◆ **Exercise brief**
Keep every line where the word "finansowe" appears; drop the rest.

····················

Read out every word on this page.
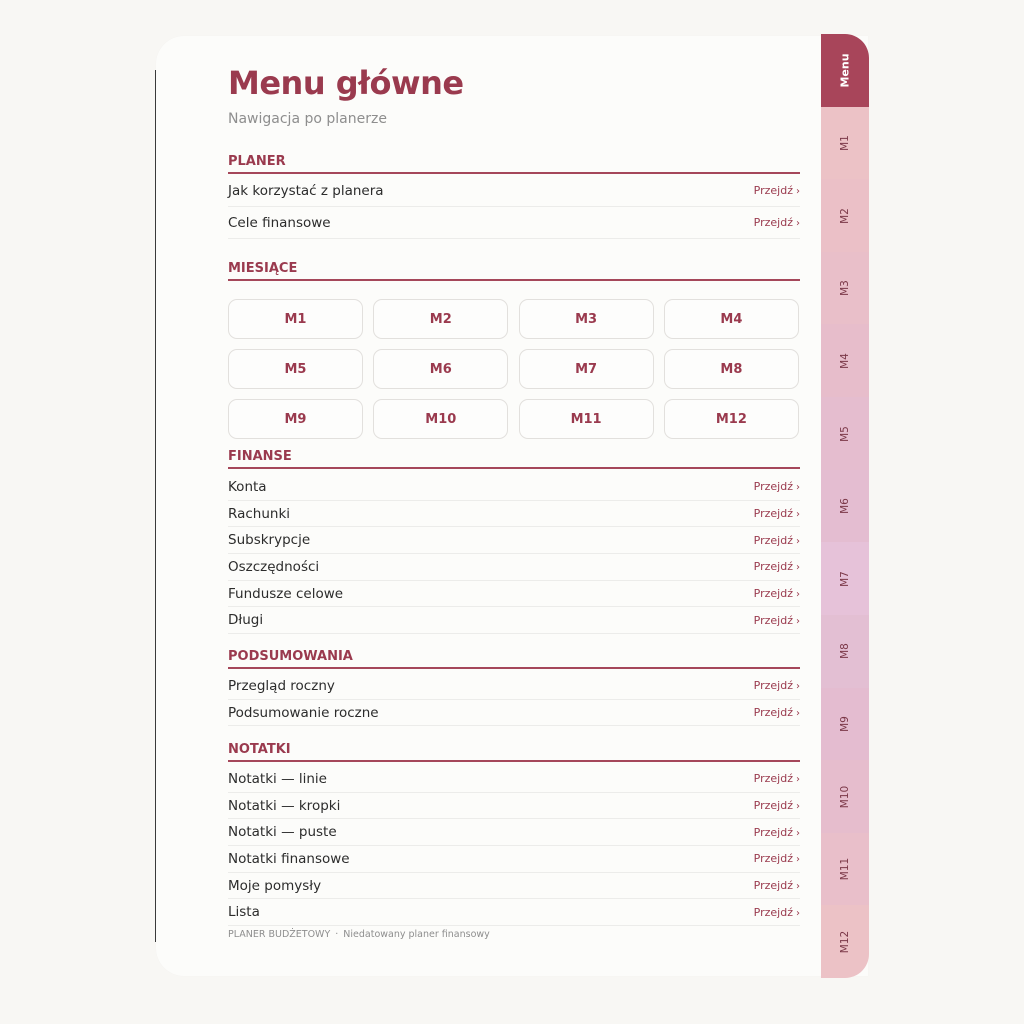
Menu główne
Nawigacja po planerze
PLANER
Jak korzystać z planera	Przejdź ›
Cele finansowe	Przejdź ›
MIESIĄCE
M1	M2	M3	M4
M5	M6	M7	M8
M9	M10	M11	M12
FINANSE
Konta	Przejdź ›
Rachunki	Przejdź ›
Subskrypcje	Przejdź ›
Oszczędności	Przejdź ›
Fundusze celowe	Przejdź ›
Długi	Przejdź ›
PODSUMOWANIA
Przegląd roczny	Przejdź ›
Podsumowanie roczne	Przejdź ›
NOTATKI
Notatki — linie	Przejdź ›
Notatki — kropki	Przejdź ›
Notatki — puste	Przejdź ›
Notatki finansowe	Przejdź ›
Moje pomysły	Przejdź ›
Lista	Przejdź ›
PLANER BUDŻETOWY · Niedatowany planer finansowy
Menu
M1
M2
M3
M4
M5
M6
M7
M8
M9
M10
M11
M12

····················

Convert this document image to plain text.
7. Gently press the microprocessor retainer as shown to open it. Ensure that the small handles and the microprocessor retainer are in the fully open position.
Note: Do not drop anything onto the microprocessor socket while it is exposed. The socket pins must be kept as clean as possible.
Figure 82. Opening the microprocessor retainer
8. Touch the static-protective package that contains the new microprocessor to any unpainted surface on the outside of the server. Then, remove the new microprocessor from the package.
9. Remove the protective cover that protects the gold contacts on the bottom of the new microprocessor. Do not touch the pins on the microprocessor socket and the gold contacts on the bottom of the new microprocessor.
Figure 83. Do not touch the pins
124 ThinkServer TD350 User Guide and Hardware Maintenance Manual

····················

◆ **Task result**
Cele finansowe	Przejdź ›
Notatki finansowe	Przejdź ›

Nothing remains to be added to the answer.